* _THE EXERCISE_:
Answer these questions about the docx4j announcements below:
(a) On what date was v2.0 of docx4j announced?
(b) Who released the org.merlin.io package under v2 of the Apache License?
(c) What two formats can docx4j export a document as?

* _SOURCE_:
This release should also work under Java 1.5, now that I have re-built fop-fonts.  I had contributed TTC (true type collection) handling code to FOP, and it was accepted, so fop-fonts now uses that (ie the patch which makes fop-fonts is that much smaller).

docx4j v2.0 released

July 22nd, 2008 by Jason

We’re pleased to announce that we’ve released v2.0 of docx4j.

docx4j is an open source Java library for manipulating OpenXML WordprocessingML documents, released under the Apache software licence. docx is the default file format in Word 2007 in Microsoft Office 2007.

docx4j supports the following:

  • Open existing docx (from filesystem, SMB/CIFS, WebDAV using VFS)
  • Create new docx (just one line of code)
  • Programmatically manipulate the docx document (of course), including tables, images
  • Import a binary doc (proof of concept)
  • Import/export Word 2007’s xmlPackage (pkg) format
  • Save docx to filesystem as a docx (ie zipped), or to JCR (unzipped)
  • Apply transforms, including common filters
  • Export as HTML or PDF
  • Diff/compare paragraphs or sdt (content controls), outputting OpenXML with changes marked up
  • Font support (font substitution, and use of any fonts embedded in the document)
  • Use the power of JAXB to do other cool stuff

Get it from here.

What is it about this release that warrants being labeled v2.0?

The new features include image support, diff, and xmlPackage.  A factor is the version numbering convention Microsoft has chosen for their Open XML SDK: its v2.0 which will first contain an API for WordprocessingML.

So think of a “level 1″ API as one which handles the Open Packaging conventions (basically, the unzipping step), but leaves you to handle the document (part) content using low level XML (DOM, SAX, etc).

A “level 2″ API is one which gives you a higher level API to manipulate the part content.  At the very least, this would include objects to represent paragraphs, tables, styles etc.  But you’d also expect it to be easy, for example, to add a paragraph using a specified style (maybe this is “level 3″?  In any case, docx4j can do it)

Given that docx4j brought a “level 2″ WordML API to the Java world 6 months ago, it is appropriate that it be labelled version 2.0.

docx4j now released under Apache License

April 10th, 2008 by Jason

We’re pleased to announce that docx4j is now available under the Apache License (v2).

This is a response to feedback on an earlier post.  This is also the last license change we’ll be making to docx4j. Word documents are mostly manipulated in corporate environments.  This change removes barriers to adoption of docx4j by business and institutions.

docx4j uses org.merlin.io to efficiently turn streams inside out. That package had been available under the GPL.  Its author, Merlin Hughes, today kindly released it under v2 of the Apache License, so we now use it under that license.

(Element boundary lines)

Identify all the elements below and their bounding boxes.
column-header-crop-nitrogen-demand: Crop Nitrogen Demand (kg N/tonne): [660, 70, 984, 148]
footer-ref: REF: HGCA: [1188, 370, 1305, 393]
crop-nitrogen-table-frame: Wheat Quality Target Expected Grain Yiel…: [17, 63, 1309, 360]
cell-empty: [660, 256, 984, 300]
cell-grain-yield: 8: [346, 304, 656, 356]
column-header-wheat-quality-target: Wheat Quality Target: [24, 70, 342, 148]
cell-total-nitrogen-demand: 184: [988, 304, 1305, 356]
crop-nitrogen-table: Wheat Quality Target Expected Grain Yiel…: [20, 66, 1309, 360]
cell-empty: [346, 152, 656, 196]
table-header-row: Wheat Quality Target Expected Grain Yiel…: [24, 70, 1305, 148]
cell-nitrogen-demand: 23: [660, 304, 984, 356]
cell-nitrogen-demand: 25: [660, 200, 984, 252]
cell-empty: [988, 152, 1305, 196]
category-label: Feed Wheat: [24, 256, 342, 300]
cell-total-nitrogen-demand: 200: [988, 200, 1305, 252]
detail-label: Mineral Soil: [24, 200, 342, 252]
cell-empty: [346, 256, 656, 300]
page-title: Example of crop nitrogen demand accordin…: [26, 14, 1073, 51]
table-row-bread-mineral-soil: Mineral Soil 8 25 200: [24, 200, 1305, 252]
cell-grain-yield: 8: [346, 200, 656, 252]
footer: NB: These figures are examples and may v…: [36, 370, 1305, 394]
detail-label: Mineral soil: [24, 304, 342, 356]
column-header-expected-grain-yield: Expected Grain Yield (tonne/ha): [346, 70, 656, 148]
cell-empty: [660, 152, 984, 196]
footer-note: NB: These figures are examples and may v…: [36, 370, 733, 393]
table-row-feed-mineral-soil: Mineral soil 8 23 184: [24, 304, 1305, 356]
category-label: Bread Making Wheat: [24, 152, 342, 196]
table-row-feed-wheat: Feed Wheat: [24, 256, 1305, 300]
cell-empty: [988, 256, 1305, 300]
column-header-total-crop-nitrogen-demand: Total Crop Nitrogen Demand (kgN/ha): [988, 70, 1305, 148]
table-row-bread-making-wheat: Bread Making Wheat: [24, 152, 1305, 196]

* _TASK OUTPUT_:
(a) July 22nd, 2008
(b) Merlin Hughes
(c) HTML and PDF